> MATERIAL PROVIDED:
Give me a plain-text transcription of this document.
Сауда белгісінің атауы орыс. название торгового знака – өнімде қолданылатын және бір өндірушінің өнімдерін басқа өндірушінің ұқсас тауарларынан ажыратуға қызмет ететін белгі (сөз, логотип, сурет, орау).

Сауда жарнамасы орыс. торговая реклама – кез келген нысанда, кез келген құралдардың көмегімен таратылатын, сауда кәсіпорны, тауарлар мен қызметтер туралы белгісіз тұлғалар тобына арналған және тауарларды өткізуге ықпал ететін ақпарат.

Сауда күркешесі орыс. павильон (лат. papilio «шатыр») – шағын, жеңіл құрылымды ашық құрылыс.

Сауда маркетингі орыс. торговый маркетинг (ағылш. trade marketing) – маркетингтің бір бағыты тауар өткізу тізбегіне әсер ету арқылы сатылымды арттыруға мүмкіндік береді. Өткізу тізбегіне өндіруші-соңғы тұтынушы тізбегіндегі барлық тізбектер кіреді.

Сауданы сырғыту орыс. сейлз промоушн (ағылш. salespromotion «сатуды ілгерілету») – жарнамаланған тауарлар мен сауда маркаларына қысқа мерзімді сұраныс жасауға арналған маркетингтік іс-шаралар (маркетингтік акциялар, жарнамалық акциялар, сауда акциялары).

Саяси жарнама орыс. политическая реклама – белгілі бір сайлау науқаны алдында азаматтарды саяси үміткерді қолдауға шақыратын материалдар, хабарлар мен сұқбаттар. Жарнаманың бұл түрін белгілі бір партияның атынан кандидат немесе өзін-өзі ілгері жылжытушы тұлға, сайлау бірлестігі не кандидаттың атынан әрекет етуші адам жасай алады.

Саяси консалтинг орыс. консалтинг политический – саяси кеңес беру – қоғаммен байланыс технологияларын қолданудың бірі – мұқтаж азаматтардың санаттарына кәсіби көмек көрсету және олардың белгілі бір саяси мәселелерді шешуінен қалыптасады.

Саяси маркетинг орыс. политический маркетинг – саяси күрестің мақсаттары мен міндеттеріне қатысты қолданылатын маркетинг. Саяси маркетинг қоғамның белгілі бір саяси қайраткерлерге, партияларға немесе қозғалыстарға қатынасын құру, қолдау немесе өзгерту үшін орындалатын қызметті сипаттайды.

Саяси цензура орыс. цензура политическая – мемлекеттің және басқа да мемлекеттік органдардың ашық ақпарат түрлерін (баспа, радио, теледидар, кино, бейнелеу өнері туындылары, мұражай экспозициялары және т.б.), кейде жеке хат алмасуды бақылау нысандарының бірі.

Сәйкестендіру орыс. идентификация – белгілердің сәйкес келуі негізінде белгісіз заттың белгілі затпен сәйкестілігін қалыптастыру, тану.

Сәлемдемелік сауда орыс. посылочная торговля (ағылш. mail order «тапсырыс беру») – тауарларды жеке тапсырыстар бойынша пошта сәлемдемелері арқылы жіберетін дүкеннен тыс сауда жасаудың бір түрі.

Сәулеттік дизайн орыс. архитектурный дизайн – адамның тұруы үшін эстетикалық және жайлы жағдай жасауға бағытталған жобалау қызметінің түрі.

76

> STATED TASK:
Identify and copy the lines holding the word "белгісіз".

> COMPLETED TASK:
Сауда жарнамасы орыс. торговая реклама – кез келген нысанда, кез келген құралдардың көмегімен таратылатын, сауда кәсіпорны, тауарлар мен қызметтер туралы белгісіз тұлғалар тобына арналған және тауарларды өткізуге ықпал ететін ақпарат.
Сәйкестендіру орыс. идентификация – белгілердің сәйкес келуі негізінде белгісіз заттың белгілі затпен сәйкестілігін қалыптастыру, тану.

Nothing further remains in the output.